[TASK]
Below are some records; work out how many of their lines contain "title" and give the number only.

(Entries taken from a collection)
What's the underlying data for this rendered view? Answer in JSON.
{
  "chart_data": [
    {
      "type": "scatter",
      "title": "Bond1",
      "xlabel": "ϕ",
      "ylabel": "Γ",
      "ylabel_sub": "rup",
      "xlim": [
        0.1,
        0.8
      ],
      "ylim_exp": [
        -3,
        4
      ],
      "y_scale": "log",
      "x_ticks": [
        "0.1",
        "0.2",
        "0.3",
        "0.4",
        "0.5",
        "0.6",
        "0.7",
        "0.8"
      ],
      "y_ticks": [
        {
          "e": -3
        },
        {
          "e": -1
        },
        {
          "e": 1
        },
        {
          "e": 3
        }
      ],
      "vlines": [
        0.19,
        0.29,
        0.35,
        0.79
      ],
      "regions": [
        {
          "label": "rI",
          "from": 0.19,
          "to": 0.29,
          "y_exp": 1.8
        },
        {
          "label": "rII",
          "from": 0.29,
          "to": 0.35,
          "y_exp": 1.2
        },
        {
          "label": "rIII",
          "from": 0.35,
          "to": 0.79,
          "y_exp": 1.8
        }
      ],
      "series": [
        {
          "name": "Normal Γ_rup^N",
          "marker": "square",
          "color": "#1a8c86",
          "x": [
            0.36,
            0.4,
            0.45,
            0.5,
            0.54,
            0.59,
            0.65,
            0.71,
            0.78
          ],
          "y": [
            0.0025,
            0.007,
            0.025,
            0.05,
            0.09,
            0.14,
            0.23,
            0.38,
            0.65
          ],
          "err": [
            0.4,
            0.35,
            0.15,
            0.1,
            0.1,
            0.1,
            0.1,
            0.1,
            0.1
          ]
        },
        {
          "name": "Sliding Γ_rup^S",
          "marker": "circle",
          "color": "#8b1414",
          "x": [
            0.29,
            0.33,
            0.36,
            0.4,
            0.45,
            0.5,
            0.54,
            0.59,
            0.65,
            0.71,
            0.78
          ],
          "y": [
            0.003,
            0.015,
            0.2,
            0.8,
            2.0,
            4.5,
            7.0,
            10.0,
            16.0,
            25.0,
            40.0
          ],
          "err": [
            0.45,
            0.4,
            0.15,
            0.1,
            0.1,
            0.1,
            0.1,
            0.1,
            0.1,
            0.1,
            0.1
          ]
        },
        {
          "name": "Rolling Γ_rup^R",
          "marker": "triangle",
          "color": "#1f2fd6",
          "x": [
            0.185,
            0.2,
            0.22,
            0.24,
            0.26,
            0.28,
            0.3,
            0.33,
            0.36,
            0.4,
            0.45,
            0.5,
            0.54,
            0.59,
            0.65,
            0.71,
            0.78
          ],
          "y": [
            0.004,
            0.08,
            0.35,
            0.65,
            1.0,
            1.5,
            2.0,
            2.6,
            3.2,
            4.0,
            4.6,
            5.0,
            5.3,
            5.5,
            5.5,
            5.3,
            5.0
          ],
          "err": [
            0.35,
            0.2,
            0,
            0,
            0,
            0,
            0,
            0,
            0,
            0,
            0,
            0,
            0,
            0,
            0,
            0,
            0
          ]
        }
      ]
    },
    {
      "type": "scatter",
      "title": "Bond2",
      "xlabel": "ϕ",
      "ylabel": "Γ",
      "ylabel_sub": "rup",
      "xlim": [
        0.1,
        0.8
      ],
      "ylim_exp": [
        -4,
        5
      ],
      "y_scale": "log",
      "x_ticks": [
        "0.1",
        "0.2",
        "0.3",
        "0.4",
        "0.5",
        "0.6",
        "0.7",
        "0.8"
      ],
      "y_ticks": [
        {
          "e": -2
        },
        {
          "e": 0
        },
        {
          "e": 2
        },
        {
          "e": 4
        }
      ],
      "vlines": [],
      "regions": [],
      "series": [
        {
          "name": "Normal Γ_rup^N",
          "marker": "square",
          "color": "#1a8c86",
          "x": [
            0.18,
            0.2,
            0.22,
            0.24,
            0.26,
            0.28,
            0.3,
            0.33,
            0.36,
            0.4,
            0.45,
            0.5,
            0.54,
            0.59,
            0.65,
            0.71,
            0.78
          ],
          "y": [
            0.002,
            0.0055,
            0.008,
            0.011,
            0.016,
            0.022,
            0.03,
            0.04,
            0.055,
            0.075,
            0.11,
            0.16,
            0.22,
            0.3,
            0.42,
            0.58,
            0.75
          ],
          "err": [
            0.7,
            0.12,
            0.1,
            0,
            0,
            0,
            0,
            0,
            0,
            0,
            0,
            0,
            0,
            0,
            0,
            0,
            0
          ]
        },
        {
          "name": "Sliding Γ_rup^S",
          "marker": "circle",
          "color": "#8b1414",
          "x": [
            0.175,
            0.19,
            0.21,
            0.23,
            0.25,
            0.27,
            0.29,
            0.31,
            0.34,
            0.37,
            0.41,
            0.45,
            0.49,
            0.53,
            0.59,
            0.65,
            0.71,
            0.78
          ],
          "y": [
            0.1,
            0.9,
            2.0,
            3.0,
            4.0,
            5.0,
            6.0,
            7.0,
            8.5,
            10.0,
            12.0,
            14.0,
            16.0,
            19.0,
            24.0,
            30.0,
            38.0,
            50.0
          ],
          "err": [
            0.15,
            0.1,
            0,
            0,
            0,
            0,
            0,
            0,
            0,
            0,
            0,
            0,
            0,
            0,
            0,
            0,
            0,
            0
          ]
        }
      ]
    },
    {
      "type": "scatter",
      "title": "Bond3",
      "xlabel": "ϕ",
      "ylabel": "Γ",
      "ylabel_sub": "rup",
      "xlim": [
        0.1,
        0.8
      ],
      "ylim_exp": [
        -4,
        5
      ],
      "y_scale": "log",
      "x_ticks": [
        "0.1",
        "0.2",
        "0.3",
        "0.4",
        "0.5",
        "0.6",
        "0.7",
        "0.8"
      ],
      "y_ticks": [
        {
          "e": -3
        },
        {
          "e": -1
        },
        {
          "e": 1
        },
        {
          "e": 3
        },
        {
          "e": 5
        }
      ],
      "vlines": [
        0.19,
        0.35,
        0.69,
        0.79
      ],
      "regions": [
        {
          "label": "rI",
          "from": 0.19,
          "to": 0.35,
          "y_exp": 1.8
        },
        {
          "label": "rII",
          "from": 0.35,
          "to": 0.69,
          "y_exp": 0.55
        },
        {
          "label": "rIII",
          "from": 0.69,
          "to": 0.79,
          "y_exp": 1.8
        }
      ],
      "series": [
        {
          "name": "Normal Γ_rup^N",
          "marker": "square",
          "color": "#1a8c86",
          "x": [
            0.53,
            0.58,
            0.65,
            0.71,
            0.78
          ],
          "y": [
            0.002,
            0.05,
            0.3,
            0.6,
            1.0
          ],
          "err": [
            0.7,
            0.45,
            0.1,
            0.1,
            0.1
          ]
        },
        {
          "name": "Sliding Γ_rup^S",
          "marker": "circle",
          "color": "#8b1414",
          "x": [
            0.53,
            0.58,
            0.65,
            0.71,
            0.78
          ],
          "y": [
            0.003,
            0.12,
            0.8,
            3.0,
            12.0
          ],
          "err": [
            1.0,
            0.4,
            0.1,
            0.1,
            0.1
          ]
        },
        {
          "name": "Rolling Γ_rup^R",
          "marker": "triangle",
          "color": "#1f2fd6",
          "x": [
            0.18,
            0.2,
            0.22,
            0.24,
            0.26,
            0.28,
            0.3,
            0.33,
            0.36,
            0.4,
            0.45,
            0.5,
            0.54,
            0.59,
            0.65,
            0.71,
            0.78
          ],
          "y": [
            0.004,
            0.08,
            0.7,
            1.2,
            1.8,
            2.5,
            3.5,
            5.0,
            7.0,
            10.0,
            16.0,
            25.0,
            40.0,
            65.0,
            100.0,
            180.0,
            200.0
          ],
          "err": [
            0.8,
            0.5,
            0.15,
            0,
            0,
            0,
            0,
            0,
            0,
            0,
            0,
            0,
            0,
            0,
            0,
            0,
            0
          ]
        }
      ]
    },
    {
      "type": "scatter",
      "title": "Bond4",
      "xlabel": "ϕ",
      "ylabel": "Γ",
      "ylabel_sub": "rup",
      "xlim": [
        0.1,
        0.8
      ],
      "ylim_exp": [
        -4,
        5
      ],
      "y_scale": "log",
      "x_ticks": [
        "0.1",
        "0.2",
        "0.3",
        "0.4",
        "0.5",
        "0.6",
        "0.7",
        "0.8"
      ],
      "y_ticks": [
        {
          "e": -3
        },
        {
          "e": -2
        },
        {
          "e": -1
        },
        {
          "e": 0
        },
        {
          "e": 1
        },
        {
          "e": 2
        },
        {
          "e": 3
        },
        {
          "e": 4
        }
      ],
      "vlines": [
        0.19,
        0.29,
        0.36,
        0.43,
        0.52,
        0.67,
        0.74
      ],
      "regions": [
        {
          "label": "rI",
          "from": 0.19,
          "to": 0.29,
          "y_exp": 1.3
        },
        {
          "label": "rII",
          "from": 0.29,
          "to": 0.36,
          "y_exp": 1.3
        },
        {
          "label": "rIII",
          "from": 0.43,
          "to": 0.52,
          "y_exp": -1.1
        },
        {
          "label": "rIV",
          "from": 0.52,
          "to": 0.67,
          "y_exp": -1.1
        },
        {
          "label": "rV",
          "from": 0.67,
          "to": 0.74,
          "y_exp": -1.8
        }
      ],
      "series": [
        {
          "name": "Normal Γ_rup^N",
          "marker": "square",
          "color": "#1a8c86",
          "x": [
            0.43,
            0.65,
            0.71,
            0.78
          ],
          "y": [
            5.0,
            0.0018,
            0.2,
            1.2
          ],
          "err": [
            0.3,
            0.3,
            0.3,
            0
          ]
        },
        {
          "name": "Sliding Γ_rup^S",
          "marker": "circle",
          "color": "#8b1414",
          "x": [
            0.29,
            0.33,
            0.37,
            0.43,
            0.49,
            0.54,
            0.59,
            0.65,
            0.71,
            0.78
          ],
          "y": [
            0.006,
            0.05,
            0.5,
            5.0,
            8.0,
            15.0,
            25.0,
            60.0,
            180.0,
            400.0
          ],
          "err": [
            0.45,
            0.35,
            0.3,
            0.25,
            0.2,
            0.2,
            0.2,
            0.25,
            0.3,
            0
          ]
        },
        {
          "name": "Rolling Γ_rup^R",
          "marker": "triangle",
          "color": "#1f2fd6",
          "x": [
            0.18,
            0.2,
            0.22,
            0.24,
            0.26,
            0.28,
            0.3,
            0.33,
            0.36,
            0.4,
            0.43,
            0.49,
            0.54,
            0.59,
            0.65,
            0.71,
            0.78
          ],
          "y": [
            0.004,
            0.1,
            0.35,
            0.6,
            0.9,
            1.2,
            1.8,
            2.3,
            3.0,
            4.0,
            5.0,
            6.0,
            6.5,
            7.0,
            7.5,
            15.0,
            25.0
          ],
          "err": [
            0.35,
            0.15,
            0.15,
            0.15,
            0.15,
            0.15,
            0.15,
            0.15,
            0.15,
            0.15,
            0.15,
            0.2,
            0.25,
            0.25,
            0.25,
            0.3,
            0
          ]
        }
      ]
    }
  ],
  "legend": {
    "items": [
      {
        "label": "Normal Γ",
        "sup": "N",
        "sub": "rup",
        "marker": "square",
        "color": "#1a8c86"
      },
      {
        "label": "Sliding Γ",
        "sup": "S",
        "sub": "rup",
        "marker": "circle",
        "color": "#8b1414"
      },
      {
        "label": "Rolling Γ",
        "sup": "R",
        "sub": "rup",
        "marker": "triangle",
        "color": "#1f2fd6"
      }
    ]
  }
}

[SOLUTION]
4